>>>

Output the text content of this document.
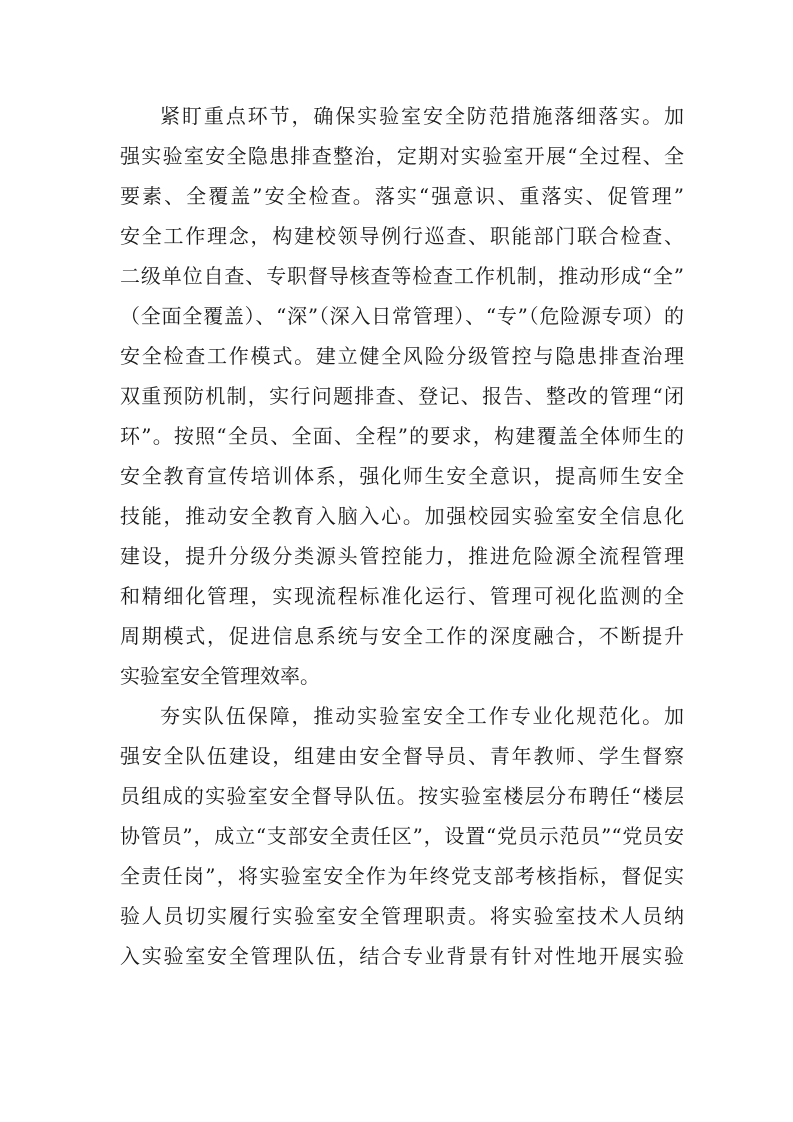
紧盯重点环节，确保实验室安全防范措施落细落实。加
强实验室安全隐患排查整治，定期对实验室开展“全过程、全
要素、全覆盖”安全检查。落实“强意识、重落实、促管理”
安全工作理念，构建校领导例行巡查、职能部门联合检查、
二级单位自查、专职督导核查等检查工作机制，推动形成“全”
（全面全覆盖）、“深”（深入日常管理）、“专”（危险源专项）的
安全检查工作模式。建立健全风险分级管控与隐患排查治理
双重预防机制，实行问题排查、登记、报告、整改的管理“闭
环”。按照“全员、全面、全程”的要求，构建覆盖全体师生的
安全教育宣传培训体系，强化师生安全意识，提高师生安全
技能，推动安全教育入脑入心。加强校园实验室安全信息化
建设，提升分级分类源头管控能力，推进危险源全流程管理
和精细化管理，实现流程标准化运行、管理可视化监测的全
周期模式，促进信息系统与安全工作的深度融合，不断提升
实验室安全管理效率。
夯实队伍保障，推动实验室安全工作专业化规范化。加
强安全队伍建设，组建由安全督导员、青年教师、学生督察
员组成的实验室安全督导队伍。按实验室楼层分布聘任“楼层
协管员”，成立“支部安全责任区”，设置“党员示范员”“党员安
全责任岗”，将实验室安全作为年终党支部考核指标，督促实
验人员切实履行实验室安全管理职责。将实验室技术人员纳
入实验室安全管理队伍，结合专业背景有针对性地开展实验
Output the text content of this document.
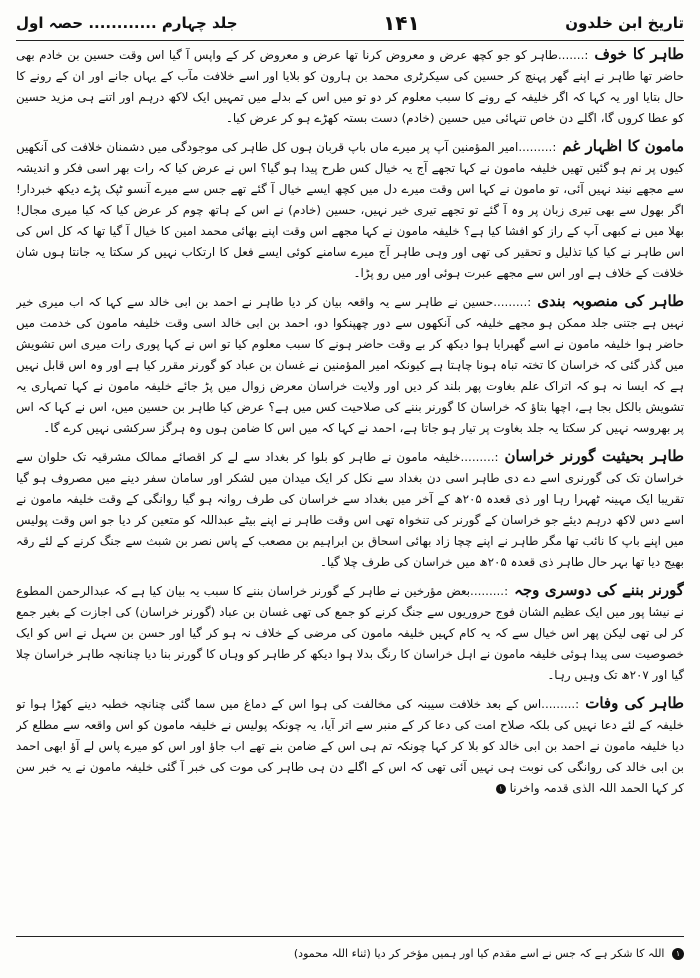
تاریخ ابن خلدون
۱۴۱
جلد چہارم ............ حصہ اول

طاہر کا خوف:.......طاہر کو جو کچھ عرض و معروض کرنا تھا عرض و معروض کر کے واپس آ گیا اس وقت حسین بن خادم بھی حاضر تھا طاہر نے اپنے گھر پہنچ کر حسین کی سیکرٹری محمد بن ہارون کو بلایا اور اسے خلافت مآب کے یہاں جانے اور ان کے رونے کا حال بتایا اور یہ کہا کہ اگر خلیفہ کے رونے کا سبب معلوم کر دو تو میں اس کے بدلے میں تمہیں ایک لاکھ درہم اور اتنے ہی مزید حسین کو عطا کروں گا، اگلے دن خاص تنہائی میں حسین (خادم) دست بستہ کھڑے ہو کر عرض کیا۔

مامون کا اظہار غم:.........امیر المؤمنین آپ پر میرے ماں باپ قربان ہوں کل طاہر کی موجودگی میں دشمنان خلافت کی آنکھیں کیوں پر نم ہو گئیں تھیں خلیفہ مامون نے کہا تجھے آج یہ خیال کس طرح پیدا ہو گیا؟ اس نے عرض کیا کہ رات بھر اسی فکر و اندیشہ سے مجھے نیند نہیں آئی، تو مامون نے کہا اس وقت میرے دل میں کچھ ایسے خیال آ گئے تھے جس سے میرے آنسو ٹپک پڑے دیکھ خبردار! اگر بھول سے بھی تیری زبان پر وہ آ گئے تو تجھے تیری خیر نہیں، حسین (خادم) نے اس کے ہاتھ چوم کر عرض کیا کہ کیا میری مجال! بھلا میں نے کبھی آپ کے راز کو افشا کیا ہے؟ خلیفہ مامون نے کہا مجھے اس وقت اپنے بھائی محمد امین کا خیال آ گیا تھا کہ کل اس کی اس طاہر نے کیا کیا تذلیل و تحقیر کی تھی اور وہی طاہر آج میرے سامنے کوئی ایسے فعل کا ارتکاب نہیں کر سکتا یہ جانتا ہوں شان خلافت کے خلاف ہے اور اس سے مجھے عبرت ہوئی اور میں رو پڑا۔

طاہر کی منصوبہ بندی:.........حسین نے طاہر سے یہ واقعہ بیان کر دیا طاہر نے احمد بن ابی خالد سے کہا کہ اب میری خیر نہیں ہے جتنی جلد ممکن ہو مجھے خلیفہ کی آنکھوں سے دور چھپنکوا دو، احمد بن ابی خالد اسی وقت خلیفہ مامون کی خدمت میں حاضر ہوا خلیفہ مامون نے اسے گھبرایا ہوا دیکھ کر بے وقت حاضر ہونے کا سبب معلوم کیا تو اس نے کہا پوری رات میری اس تشویش میں گذر گئی کہ خراسان کا تختہ تباہ ہونا چاہتا ہے کیونکہ امیر المؤمنین نے غسان بن عباد کو گورنر مقرر کیا ہے اور وہ اس قابل نہیں ہے کہ ایسا نہ ہو کہ اتراک علم بغاوت پھر بلند کر دیں اور ولایت خراسان معرض زوال میں پڑ جائے خلیفہ مامون نے کہا تمہاری یہ تشویش بالکل بجا ہے، اچھا بتاؤ کہ خراسان کا گورنر بننے کی صلاحیت کس میں ہے؟ عرض کیا طاہر بن حسین میں، اس نے کہا کہ اس پر بھروسہ نہیں کر سکتا یہ جلد بغاوت پر تیار ہو جاتا ہے، احمد نے کہا کہ میں اس کا ضامن ہوں وہ ہرگز سرکشی نہیں کرے گا۔

طاہر بحیثیت گورنر خراسان:.........خلیفہ مامون نے طاہر کو بلوا کر بغداد سے لے کر اقصائے ممالک مشرقیہ تک حلوان سے خراسان تک کی گورنری اسے دے دی طاہر اسی دن بغداد سے نکل کر ایک میدان میں لشکر اور سامان سفر دینے میں مصروف ہو گیا تقریبا ایک مہینہ ٹھہرا رہا اور ذی قعدہ ۲۰۵ھ کے آخر میں بغداد سے خراسان کی طرف روانہ ہو گیا روانگی کے وقت خلیفہ مامون نے اسے دس لاکھ درہم دیئے جو خراسان کے گورنر کی تنخواہ تھی اس وقت طاہر نے اپنے بیٹے عبداللہ کو متعین کر دیا جو اس وقت پولیس میں اپنے باپ کا نائب تھا مگر طاہر نے اپنے چچا زاد بھائی اسحاق بن ابراہیم بن مصعب کے پاس نصر بن شبث سے جنگ کرنے کے لئے رقہ بھیج دیا تھا بہر حال طاہر ذی قعدہ ۲۰۵ھ میں خراسان کی طرف چلا گیا۔

گورنر بننے کی دوسری وجہ:.........بعض مؤرخین نے طاہر کے گورنر خراسان بننے کا سبب یہ بیان کیا ہے کہ عبدالرحمن المطوع نے نیشا پور میں ایک عظیم الشان فوج حروریوں سے جنگ کرنے کو جمع کی تھی غسان بن عباد (گورنر خراسان) کی اجازت کے بغیر جمع کر لی تھی لیکن پھر اس خیال سے کہ یہ کام کہیں خلیفہ مامون کی مرضی کے خلاف نہ ہو کر گیا اور حسن بن سہل نے اس کو ایک خصوصیت سی پیدا ہوئی خلیفہ مامون نے اہل خراسان کا رنگ بدلا ہوا دیکھ کر طاہر کو وہاں کا گورنر بنا دیا چنانچہ طاہر خراسان چلا گیا اور ۲۰۷ھ تک وہیں رہا۔

طاہر کی وفات:.........اس کے بعد خلافت سیبنہ کی مخالفت کی ہوا اس کے دماغ میں سما گئی چنانچہ خطبہ دینے کھڑا ہوا تو خلیفہ کے لئے دعا نہیں کی بلکہ صلاح امت کی دعا کر کے منبر سے اتر آیا، یہ چونکہ پولیس نے خلیفہ مامون کو اس واقعہ سے مطلع کر دیا خلیفہ مامون نے احمد بن ابی خالد کو بلا کر کہا چونکہ تم ہی اس کے ضامن بنے تھے اب جاؤ اور اس کو میرے پاس لے آؤ ابھی احمد بن ابی خالد کی روانگی کی نوبت ہی نہیں آئی تھی کہ اس کے اگلے دن ہی طاہر کی موت کی خبر آ گئی خلیفہ مامون نے یہ خبر سن کر کہا الحمد اللہ الذی قدمہ واخرنا ۱

۱ اللہ کا شکر ہے کہ جس نے اسے مقدم کیا اور ہمیں مؤخر کر دیا (ثناء اللہ محمود)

<<<

PROBLEM TO SOLVE: Return the listing above word for word, with the pictures removed.

COMPLETE ANSWER:
Output the text content of this document.
紧盯重点环节，确保实验室安全防范措施落细落实。加
强实验室安全隐患排查整治，定期对实验室开展“全过程、全
要素、全覆盖”安全检查。落实“强意识、重落实、促管理”
安全工作理念，构建校领导例行巡查、职能部门联合检查、
二级单位自查、专职督导核查等检查工作机制，推动形成“全”
（全面全覆盖）、“深”（深入日常管理）、“专”（危险源专项）的
安全检查工作模式。建立健全风险分级管控与隐患排查治理
双重预防机制，实行问题排查、登记、报告、整改的管理“闭
环”。按照“全员、全面、全程”的要求，构建覆盖全体师生的
安全教育宣传培训体系，强化师生安全意识，提高师生安全
技能，推动安全教育入脑入心。加强校园实验室安全信息化
建设，提升分级分类源头管控能力，推进危险源全流程管理
和精细化管理，实现流程标准化运行、管理可视化监测的全
周期模式，促进信息系统与安全工作的深度融合，不断提升
实验室安全管理效率。
夯实队伍保障，推动实验室安全工作专业化规范化。加
强安全队伍建设，组建由安全督导员、青年教师、学生督察
员组成的实验室安全督导队伍。按实验室楼层分布聘任“楼层
协管员”，成立“支部安全责任区”，设置“党员示范员”“党员安
全责任岗”，将实验室安全作为年终党支部考核指标，督促实
验人员切实履行实验室安全管理职责。将实验室技术人员纳
入实验室安全管理队伍，结合专业背景有针对性地开展实验
Output the text content of this document.
تاریخ ابن خلدون
۱۴۱
جلد چہارم ............ حصہ اول

طاہر کا خوف:.......طاہر کو جو کچھ عرض و معروض کرنا تھا عرض و معروض کر کے واپس آ گیا اس وقت حسین بن خادم بھی حاضر تھا طاہر نے اپنے گھر پہنچ کر حسین کی سیکرٹری محمد بن ہارون کو بلایا اور اسے خلافت مآب کے یہاں جانے اور ان کے رونے کا حال بتایا اور یہ کہا کہ اگر خلیفہ کے رونے کا سبب معلوم کر دو تو میں اس کے بدلے میں تمہیں ایک لاکھ درہم اور اتنے ہی مزید حسین کو عطا کروں گا، اگلے دن خاص تنہائی میں حسین (خادم) دست بستہ کھڑے ہو کر عرض کیا۔

مامون کا اظہار غم:.........امیر المؤمنین آپ پر میرے ماں باپ قربان ہوں کل طاہر کی موجودگی میں دشمنان خلافت کی آنکھیں کیوں پر نم ہو گئیں تھیں خلیفہ مامون نے کہا تجھے آج یہ خیال کس طرح پیدا ہو گیا؟ اس نے عرض کیا کہ رات بھر اسی فکر و اندیشہ سے مجھے نیند نہیں آئی، تو مامون نے کہا اس وقت میرے دل میں کچھ ایسے خیال آ گئے تھے جس سے میرے آنسو ٹپک پڑے دیکھ خبردار! اگر بھول سے بھی تیری زبان پر وہ آ گئے تو تجھے تیری خیر نہیں، حسین (خادم) نے اس کے ہاتھ چوم کر عرض کیا کہ کیا میری مجال! بھلا میں نے کبھی آپ کے راز کو افشا کیا ہے؟ خلیفہ مامون نے کہا مجھے اس وقت اپنے بھائی محمد امین کا خیال آ گیا تھا کہ کل اس کی اس طاہر نے کیا کیا تذلیل و تحقیر کی تھی اور وہی طاہر آج میرے سامنے کوئی ایسے فعل کا ارتکاب نہیں کر سکتا یہ جانتا ہوں شان خلافت کے خلاف ہے اور اس سے مجھے عبرت ہوئی اور میں رو پڑا۔

طاہر کی منصوبہ بندی:.........حسین نے طاہر سے یہ واقعہ بیان کر دیا طاہر نے احمد بن ابی خالد سے کہا کہ اب میری خیر نہیں ہے جتنی جلد ممکن ہو مجھے خلیفہ کی آنکھوں سے دور چھپنکوا دو، احمد بن ابی خالد اسی وقت خلیفہ مامون کی خدمت میں حاضر ہوا خلیفہ مامون نے اسے گھبرایا ہوا دیکھ کر بے وقت حاضر ہونے کا سبب معلوم کیا تو اس نے کہا پوری رات میری اس تشویش میں گذر گئی کہ خراسان کا تختہ تباہ ہونا چاہتا ہے کیونکہ امیر المؤمنین نے غسان بن عباد کو گورنر مقرر کیا ہے اور وہ اس قابل نہیں ہے کہ ایسا نہ ہو کہ اتراک علم بغاوت پھر بلند کر دیں اور ولایت خراسان معرض زوال میں پڑ جائے خلیفہ مامون نے کہا تمہاری یہ تشویش بالکل بجا ہے، اچھا بتاؤ کہ خراسان کا گورنر بننے کی صلاحیت کس میں ہے؟ عرض کیا طاہر بن حسین میں، اس نے کہا کہ اس پر بھروسہ نہیں کر سکتا یہ جلد بغاوت پر تیار ہو جاتا ہے، احمد نے کہا کہ میں اس کا ضامن ہوں وہ ہرگز سرکشی نہیں کرے گا۔

طاہر بحیثیت گورنر خراسان:.........خلیفہ مامون نے طاہر کو بلوا کر بغداد سے لے کر اقصائے ممالک مشرقیہ تک حلوان سے خراسان تک کی گورنری اسے دے دی طاہر اسی دن بغداد سے نکل کر ایک میدان میں لشکر اور سامان سفر دینے میں مصروف ہو گیا تقریبا ایک مہینہ ٹھہرا رہا اور ذی قعدہ ۲۰۵ھ کے آخر میں بغداد سے خراسان کی طرف روانہ ہو گیا روانگی کے وقت خلیفہ مامون نے اسے دس لاکھ درہم دیئے جو خراسان کے گورنر کی تنخواہ تھی اس وقت طاہر نے اپنے بیٹے عبداللہ کو متعین کر دیا جو اس وقت پولیس میں اپنے باپ کا نائب تھا مگر طاہر نے اپنے چچا زاد بھائی اسحاق بن ابراہیم بن مصعب کے پاس نصر بن شبث سے جنگ کرنے کے لئے رقہ بھیج دیا تھا بہر حال طاہر ذی قعدہ ۲۰۵ھ میں خراسان کی طرف چلا گیا۔

گورنر بننے کی دوسری وجہ:.........بعض مؤرخین نے طاہر کے گورنر خراسان بننے کا سبب یہ بیان کیا ہے کہ عبدالرحمن المطوع نے نیشا پور میں ایک عظیم الشان فوج حروریوں سے جنگ کرنے کو جمع کی تھی غسان بن عباد (گورنر خراسان) کی اجازت کے بغیر جمع کر لی تھی لیکن پھر اس خیال سے کہ یہ کام کہیں خلیفہ مامون کی مرضی کے خلاف نہ ہو کر گیا اور حسن بن سہل نے اس کو ایک خصوصیت سی پیدا ہوئی خلیفہ مامون نے اہل خراسان کا رنگ بدلا ہوا دیکھ کر طاہر کو وہاں کا گورنر بنا دیا چنانچہ طاہر خراسان چلا گیا اور ۲۰۷ھ تک وہیں رہا۔

طاہر کی وفات:.........اس کے بعد خلافت سیبنہ کی مخالفت کی ہوا اس کے دماغ میں سما گئی چنانچہ خطبہ دینے کھڑا ہوا تو خلیفہ کے لئے دعا نہیں کی بلکہ صلاح امت کی دعا کر کے منبر سے اتر آیا، یہ چونکہ پولیس نے خلیفہ مامون کو اس واقعہ سے مطلع کر دیا خلیفہ مامون نے احمد بن ابی خالد کو بلا کر کہا چونکہ تم ہی اس کے ضامن بنے تھے اب جاؤ اور اس کو میرے پاس لے آؤ ابھی احمد بن ابی خالد کی روانگی کی نوبت ہی نہیں آئی تھی کہ اس کے اگلے دن ہی طاہر کی موت کی خبر آ گئی خلیفہ مامون نے یہ خبر سن کر کہا الحمد اللہ الذی قدمہ واخرنا ۱

۱ اللہ کا شکر ہے کہ جس نے اسے مقدم کیا اور ہمیں مؤخر کر دیا (ثناء اللہ محمود)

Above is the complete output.